[Dataset excerpt]
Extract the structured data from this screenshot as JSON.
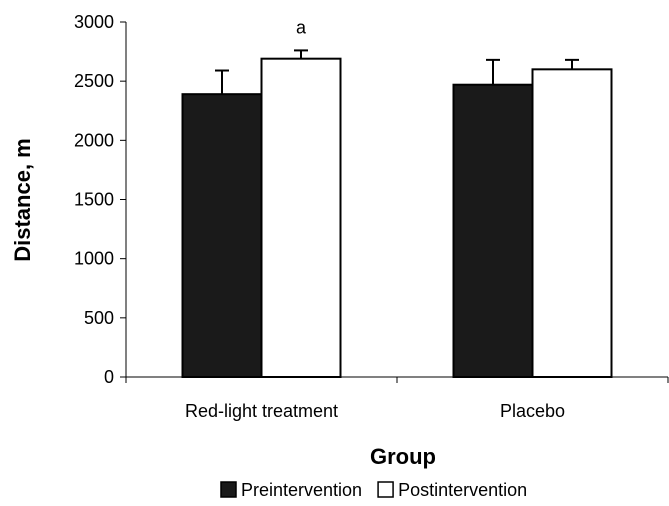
{
  "chart_data": {
    "type": "bar",
    "title": "",
    "xlabel": "Group",
    "ylabel": "Distance, m",
    "categories": [
      "Red-light treatment",
      "Placebo"
    ],
    "ylim": [
      0,
      3000
    ],
    "yticks": [
      0,
      500,
      1000,
      1500,
      2000,
      2500,
      3000
    ],
    "grid": false,
    "legend_position": "bottom",
    "series": [
      {
        "name": "Preintervention",
        "values": [
          2390,
          2470
        ],
        "errors": [
          200,
          210
        ],
        "color": "#1a1a1a"
      },
      {
        "name": "Postintervention",
        "values": [
          2690,
          2600
        ],
        "errors": [
          70,
          80
        ],
        "color": "#ffffff"
      }
    ],
    "annotations": [
      {
        "text": "a",
        "category": "Red-light treatment",
        "series": "Postintervention"
      }
    ]
  }
}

== Written instruction ==
All of the lines above should be printed exactly, minus the pictures.

== Written reply ==
Extract the structured data from this screenshot as JSON.
{
  "chart_data": {
    "type": "bar",
    "title": "",
    "xlabel": "Group",
    "ylabel": "Distance, m",
    "categories": [
      "Red-light treatment",
      "Placebo"
    ],
    "ylim": [
      0,
      3000
    ],
    "yticks": [
      0,
      500,
      1000,
      1500,
      2000,
      2500,
      3000
    ],
    "grid": false,
    "legend_position": "bottom",
    "series": [
      {
        "name": "Preintervention",
        "values": [
          2390,
          2470
        ],
        "errors": [
          200,
          210
        ],
        "color": "#1a1a1a"
      },
      {
        "name": "Postintervention",
        "values": [
          2690,
          2600
        ],
        "errors": [
          70,
          80
        ],
        "color": "#ffffff"
      }
    ],
    "annotations": [
      {
        "text": "a",
        "category": "Red-light treatment",
        "series": "Postintervention"
      }
    ]
  }
}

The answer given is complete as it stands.